BEGIN Data lines

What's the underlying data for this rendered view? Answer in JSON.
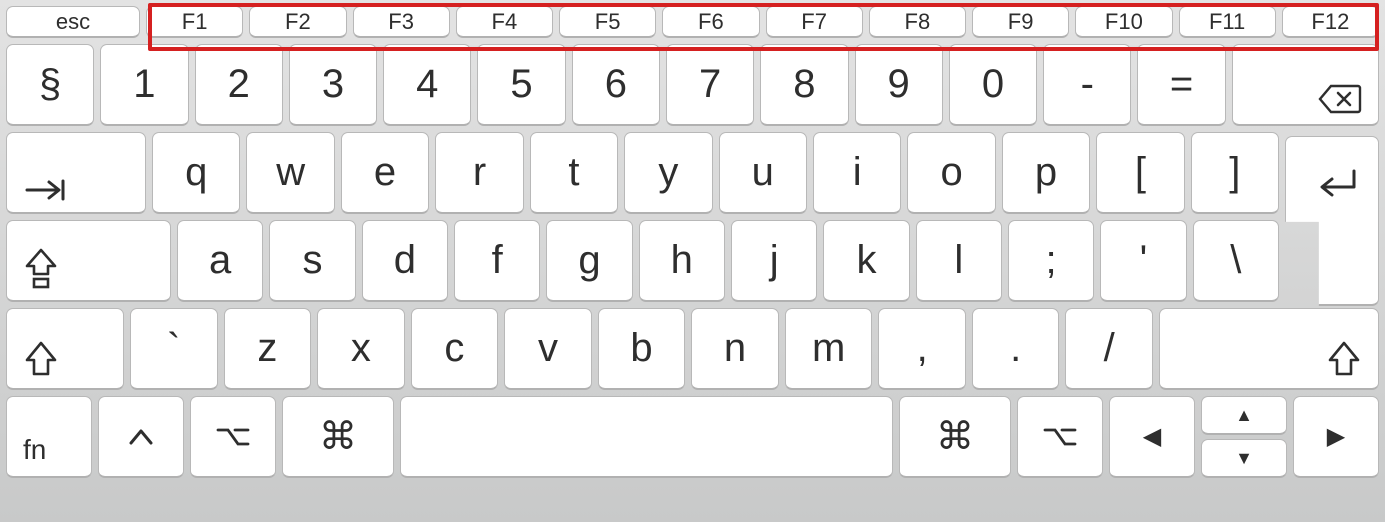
{
  "highlight": {
    "target": "function-keys-row",
    "color": "#d52020"
  },
  "function_row": {
    "esc": "esc",
    "keys": [
      "F1",
      "F2",
      "F3",
      "F4",
      "F5",
      "F6",
      "F7",
      "F8",
      "F9",
      "F10",
      "F11",
      "F12"
    ]
  },
  "rows": {
    "number": {
      "leading": "§",
      "keys": [
        "1",
        "2",
        "3",
        "4",
        "5",
        "6",
        "7",
        "8",
        "9",
        "0",
        "-",
        "="
      ],
      "backspace_icon": "backspace"
    },
    "qwerty": {
      "tab_icon": "tab",
      "keys": [
        "q",
        "w",
        "e",
        "r",
        "t",
        "y",
        "u",
        "i",
        "o",
        "p",
        "[",
        "]"
      ],
      "enter_icon": "return"
    },
    "home": {
      "capslock_icon": "capslock",
      "keys": [
        "a",
        "s",
        "d",
        "f",
        "g",
        "h",
        "j",
        "k",
        "l",
        ";",
        "'",
        "\\"
      ]
    },
    "shift": {
      "left_shift_icon": "shift",
      "after_shift_key": "`",
      "keys": [
        "z",
        "x",
        "c",
        "v",
        "b",
        "n",
        "m",
        ",",
        ".",
        "/"
      ],
      "right_shift_icon": "shift"
    },
    "bottom": {
      "fn": "fn",
      "control_icon": "control",
      "option_icon": "option",
      "command_icon": "command",
      "space": "",
      "arrows": {
        "left": "◀",
        "up": "▲",
        "down": "▼",
        "right": "▶"
      }
    }
  }
}
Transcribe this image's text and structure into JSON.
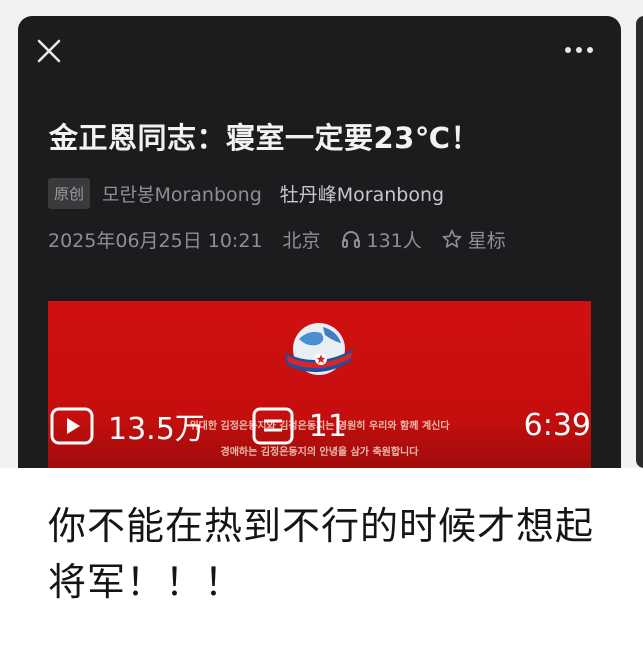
{
  "article": {
    "title": "金正恩同志：寝室一定要23℃！",
    "tag": "原创",
    "author": "모란봉Moranbong",
    "account": "牡丹峰Moranbong",
    "datetime": "2025年06月25日 10:21",
    "location": "北京",
    "listeners": "131人",
    "star_label": "星标"
  },
  "video": {
    "banner_line1": "위대한 김정은동지와 김정은동지는 영원히 우리와 함께 계신다",
    "banner_line2": "경애하는 김정은동지의 안녕을 삼가 축원합니다",
    "plays": "13.5万",
    "comments": "11",
    "duration": "6:39"
  },
  "caption": {
    "text": "你不能在热到不行的时候才想起将军！！！"
  },
  "icons": {
    "close": "close-icon",
    "more": "more-icon",
    "headphone": "headphone-icon",
    "star": "star-icon",
    "play": "play-icon",
    "comment": "comment-icon"
  },
  "colors": {
    "card_bg": "#1c1c1e",
    "video_red": "#d01010",
    "page_bg": "#f1f1f3"
  }
}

END Data lines

Check every line of the data above for the string "text", and copy those that have it.

Transcribe this image's text and structure into JSON.
    "text": "你不能在热到不行的时候才想起将军！！！"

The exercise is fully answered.